[START OF EXERCISE DATA]

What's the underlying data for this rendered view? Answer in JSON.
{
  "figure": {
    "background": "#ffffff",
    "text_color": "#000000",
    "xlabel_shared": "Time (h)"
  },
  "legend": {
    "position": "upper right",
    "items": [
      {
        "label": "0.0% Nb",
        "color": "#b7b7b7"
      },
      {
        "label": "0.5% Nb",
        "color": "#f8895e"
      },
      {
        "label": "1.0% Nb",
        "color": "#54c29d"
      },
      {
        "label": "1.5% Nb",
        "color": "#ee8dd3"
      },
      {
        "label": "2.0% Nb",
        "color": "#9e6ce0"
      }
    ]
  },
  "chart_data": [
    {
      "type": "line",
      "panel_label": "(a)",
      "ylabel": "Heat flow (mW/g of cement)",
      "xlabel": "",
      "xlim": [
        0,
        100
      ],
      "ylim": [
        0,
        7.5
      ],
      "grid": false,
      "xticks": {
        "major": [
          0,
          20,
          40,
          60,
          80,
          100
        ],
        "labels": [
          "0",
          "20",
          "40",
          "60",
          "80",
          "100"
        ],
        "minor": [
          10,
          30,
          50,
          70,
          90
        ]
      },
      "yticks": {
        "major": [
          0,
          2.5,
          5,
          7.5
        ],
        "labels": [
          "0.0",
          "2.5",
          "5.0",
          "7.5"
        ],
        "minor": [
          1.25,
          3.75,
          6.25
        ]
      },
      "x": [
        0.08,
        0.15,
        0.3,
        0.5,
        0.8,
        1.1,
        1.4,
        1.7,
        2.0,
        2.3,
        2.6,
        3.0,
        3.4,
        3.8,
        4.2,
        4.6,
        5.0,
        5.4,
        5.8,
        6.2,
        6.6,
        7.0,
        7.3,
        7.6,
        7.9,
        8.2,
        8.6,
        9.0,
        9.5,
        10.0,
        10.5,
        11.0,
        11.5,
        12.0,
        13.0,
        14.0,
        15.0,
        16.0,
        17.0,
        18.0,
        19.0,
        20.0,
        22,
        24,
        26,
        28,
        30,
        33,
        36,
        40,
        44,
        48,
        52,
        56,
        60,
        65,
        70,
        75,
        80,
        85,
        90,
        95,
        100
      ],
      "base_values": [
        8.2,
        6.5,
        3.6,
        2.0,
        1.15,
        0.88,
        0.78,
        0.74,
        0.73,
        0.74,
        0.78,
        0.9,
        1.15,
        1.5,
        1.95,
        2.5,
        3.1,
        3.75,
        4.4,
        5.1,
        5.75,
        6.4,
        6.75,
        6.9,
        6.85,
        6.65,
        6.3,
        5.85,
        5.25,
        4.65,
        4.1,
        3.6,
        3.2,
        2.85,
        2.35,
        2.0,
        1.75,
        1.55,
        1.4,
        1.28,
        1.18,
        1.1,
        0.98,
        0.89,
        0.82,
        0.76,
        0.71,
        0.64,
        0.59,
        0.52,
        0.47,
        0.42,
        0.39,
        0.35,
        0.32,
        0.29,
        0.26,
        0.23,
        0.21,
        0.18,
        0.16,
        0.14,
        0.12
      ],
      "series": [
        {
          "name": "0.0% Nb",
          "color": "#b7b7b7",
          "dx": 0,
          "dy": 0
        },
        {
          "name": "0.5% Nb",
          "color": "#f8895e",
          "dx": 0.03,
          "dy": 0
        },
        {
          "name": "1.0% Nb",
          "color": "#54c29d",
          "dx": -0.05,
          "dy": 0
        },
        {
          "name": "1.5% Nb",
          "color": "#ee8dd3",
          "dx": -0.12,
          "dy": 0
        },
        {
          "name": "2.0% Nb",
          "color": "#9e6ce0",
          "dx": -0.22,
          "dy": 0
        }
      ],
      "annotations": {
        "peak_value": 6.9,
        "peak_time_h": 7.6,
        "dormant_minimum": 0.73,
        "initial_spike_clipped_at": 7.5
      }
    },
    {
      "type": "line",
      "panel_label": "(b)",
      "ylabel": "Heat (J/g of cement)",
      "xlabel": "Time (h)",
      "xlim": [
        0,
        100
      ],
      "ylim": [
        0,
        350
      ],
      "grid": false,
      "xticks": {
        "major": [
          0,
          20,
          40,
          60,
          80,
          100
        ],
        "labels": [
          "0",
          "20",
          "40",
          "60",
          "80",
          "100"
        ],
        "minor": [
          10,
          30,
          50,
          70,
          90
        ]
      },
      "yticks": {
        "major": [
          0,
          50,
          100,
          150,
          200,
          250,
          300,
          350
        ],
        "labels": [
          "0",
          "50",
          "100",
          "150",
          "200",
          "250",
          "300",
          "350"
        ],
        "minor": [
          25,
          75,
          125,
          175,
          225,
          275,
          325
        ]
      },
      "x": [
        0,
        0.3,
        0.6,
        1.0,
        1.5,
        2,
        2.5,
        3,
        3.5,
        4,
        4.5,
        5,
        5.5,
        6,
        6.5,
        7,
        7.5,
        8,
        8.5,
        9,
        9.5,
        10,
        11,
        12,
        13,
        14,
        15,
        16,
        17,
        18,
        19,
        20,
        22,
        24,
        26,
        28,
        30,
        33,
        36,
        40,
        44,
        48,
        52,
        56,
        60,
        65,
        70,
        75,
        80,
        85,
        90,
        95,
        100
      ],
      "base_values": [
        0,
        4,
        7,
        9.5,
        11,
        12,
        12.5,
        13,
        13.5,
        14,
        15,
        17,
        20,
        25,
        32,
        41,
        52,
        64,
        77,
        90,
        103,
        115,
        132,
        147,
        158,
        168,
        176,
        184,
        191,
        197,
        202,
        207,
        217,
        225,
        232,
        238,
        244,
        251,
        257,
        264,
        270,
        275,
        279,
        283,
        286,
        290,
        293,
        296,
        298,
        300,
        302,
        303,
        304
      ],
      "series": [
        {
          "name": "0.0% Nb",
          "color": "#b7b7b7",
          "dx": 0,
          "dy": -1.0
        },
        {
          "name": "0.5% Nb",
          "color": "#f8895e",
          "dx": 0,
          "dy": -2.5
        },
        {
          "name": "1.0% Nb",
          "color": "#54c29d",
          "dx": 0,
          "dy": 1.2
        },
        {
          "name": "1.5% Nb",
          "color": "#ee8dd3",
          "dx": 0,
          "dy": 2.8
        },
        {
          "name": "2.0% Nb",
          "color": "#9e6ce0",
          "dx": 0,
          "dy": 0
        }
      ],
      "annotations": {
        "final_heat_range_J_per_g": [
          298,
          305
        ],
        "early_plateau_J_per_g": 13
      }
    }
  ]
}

[END OF EXERCISE DATA]

(DIRECTIONS FOR THIS TASK) Write out all of the records once more, exactly.

(THE REPLY)
What's the underlying data for this rendered view? Answer in JSON.
{
  "figure": {
    "background": "#ffffff",
    "text_color": "#000000",
    "xlabel_shared": "Time (h)"
  },
  "legend": {
    "position": "upper right",
    "items": [
      {
        "label": "0.0% Nb",
        "color": "#b7b7b7"
      },
      {
        "label": "0.5% Nb",
        "color": "#f8895e"
      },
      {
        "label": "1.0% Nb",
        "color": "#54c29d"
      },
      {
        "label": "1.5% Nb",
        "color": "#ee8dd3"
      },
      {
        "label": "2.0% Nb",
        "color": "#9e6ce0"
      }
    ]
  },
  "chart_data": [
    {
      "type": "line",
      "panel_label": "(a)",
      "ylabel": "Heat flow (mW/g of cement)",
      "xlabel": "",
      "xlim": [
        0,
        100
      ],
      "ylim": [
        0,
        7.5
      ],
      "grid": false,
      "xticks": {
        "major": [
          0,
          20,
          40,
          60,
          80,
          100
        ],
        "labels": [
          "0",
          "20",
          "40",
          "60",
          "80",
          "100"
        ],
        "minor": [
          10,
          30,
          50,
          70,
          90
        ]
      },
      "yticks": {
        "major": [
          0,
          2.5,
          5,
          7.5
        ],
        "labels": [
          "0.0",
          "2.5",
          "5.0",
          "7.5"
        ],
        "minor": [
          1.25,
          3.75,
          6.25
        ]
      },
      "x": [
        0.08,
        0.15,
        0.3,
        0.5,
        0.8,
        1.1,
        1.4,
        1.7,
        2.0,
        2.3,
        2.6,
        3.0,
        3.4,
        3.8,
        4.2,
        4.6,
        5.0,
        5.4,
        5.8,
        6.2,
        6.6,
        7.0,
        7.3,
        7.6,
        7.9,
        8.2,
        8.6,
        9.0,
        9.5,
        10.0,
        10.5,
        11.0,
        11.5,
        12.0,
        13.0,
        14.0,
        15.0,
        16.0,
        17.0,
        18.0,
        19.0,
        20.0,
        22,
        24,
        26,
        28,
        30,
        33,
        36,
        40,
        44,
        48,
        52,
        56,
        60,
        65,
        70,
        75,
        80,
        85,
        90,
        95,
        100
      ],
      "base_values": [
        8.2,
        6.5,
        3.6,
        2.0,
        1.15,
        0.88,
        0.78,
        0.74,
        0.73,
        0.74,
        0.78,
        0.9,
        1.15,
        1.5,
        1.95,
        2.5,
        3.1,
        3.75,
        4.4,
        5.1,
        5.75,
        6.4,
        6.75,
        6.9,
        6.85,
        6.65,
        6.3,
        5.85,
        5.25,
        4.65,
        4.1,
        3.6,
        3.2,
        2.85,
        2.35,
        2.0,
        1.75,
        1.55,
        1.4,
        1.28,
        1.18,
        1.1,
        0.98,
        0.89,
        0.82,
        0.76,
        0.71,
        0.64,
        0.59,
        0.52,
        0.47,
        0.42,
        0.39,
        0.35,
        0.32,
        0.29,
        0.26,
        0.23,
        0.21,
        0.18,
        0.16,
        0.14,
        0.12
      ],
      "series": [
        {
          "name": "0.0% Nb",
          "color": "#b7b7b7",
          "dx": 0,
          "dy": 0
        },
        {
          "name": "0.5% Nb",
          "color": "#f8895e",
          "dx": 0.03,
          "dy": 0
        },
        {
          "name": "1.0% Nb",
          "color": "#54c29d",
          "dx": -0.05,
          "dy": 0
        },
        {
          "name": "1.5% Nb",
          "color": "#ee8dd3",
          "dx": -0.12,
          "dy": 0
        },
        {
          "name": "2.0% Nb",
          "color": "#9e6ce0",
          "dx": -0.22,
          "dy": 0
        }
      ],
      "annotations": {
        "peak_value": 6.9,
        "peak_time_h": 7.6,
        "dormant_minimum": 0.73,
        "initial_spike_clipped_at": 7.5
      }
    },
    {
      "type": "line",
      "panel_label": "(b)",
      "ylabel": "Heat (J/g of cement)",
      "xlabel": "Time (h)",
      "xlim": [
        0,
        100
      ],
      "ylim": [
        0,
        350
      ],
      "grid": false,
      "xticks": {
        "major": [
          0,
          20,
          40,
          60,
          80,
          100
        ],
        "labels": [
          "0",
          "20",
          "40",
          "60",
          "80",
          "100"
        ],
        "minor": [
          10,
          30,
          50,
          70,
          90
        ]
      },
      "yticks": {
        "major": [
          0,
          50,
          100,
          150,
          200,
          250,
          300,
          350
        ],
        "labels": [
          "0",
          "50",
          "100",
          "150",
          "200",
          "250",
          "300",
          "350"
        ],
        "minor": [
          25,
          75,
          125,
          175,
          225,
          275,
          325
        ]
      },
      "x": [
        0,
        0.3,
        0.6,
        1.0,
        1.5,
        2,
        2.5,
        3,
        3.5,
        4,
        4.5,
        5,
        5.5,
        6,
        6.5,
        7,
        7.5,
        8,
        8.5,
        9,
        9.5,
        10,
        11,
        12,
        13,
        14,
        15,
        16,
        17,
        18,
        19,
        20,
        22,
        24,
        26,
        28,
        30,
        33,
        36,
        40,
        44,
        48,
        52,
        56,
        60,
        65,
        70,
        75,
        80,
        85,
        90,
        95,
        100
      ],
      "base_values": [
        0,
        4,
        7,
        9.5,
        11,
        12,
        12.5,
        13,
        13.5,
        14,
        15,
        17,
        20,
        25,
        32,
        41,
        52,
        64,
        77,
        90,
        103,
        115,
        132,
        147,
        158,
        168,
        176,
        184,
        191,
        197,
        202,
        207,
        217,
        225,
        232,
        238,
        244,
        251,
        257,
        264,
        270,
        275,
        279,
        283,
        286,
        290,
        293,
        296,
        298,
        300,
        302,
        303,
        304
      ],
      "series": [
        {
          "name": "0.0% Nb",
          "color": "#b7b7b7",
          "dx": 0,
          "dy": -1.0
        },
        {
          "name": "0.5% Nb",
          "color": "#f8895e",
          "dx": 0,
          "dy": -2.5
        },
        {
          "name": "1.0% Nb",
          "color": "#54c29d",
          "dx": 0,
          "dy": 1.2
        },
        {
          "name": "1.5% Nb",
          "color": "#ee8dd3",
          "dx": 0,
          "dy": 2.8
        },
        {
          "name": "2.0% Nb",
          "color": "#9e6ce0",
          "dx": 0,
          "dy": 0
        }
      ],
      "annotations": {
        "final_heat_range_J_per_g": [
          298,
          305
        ],
        "early_plateau_J_per_g": 13
      }
    }
  ]
}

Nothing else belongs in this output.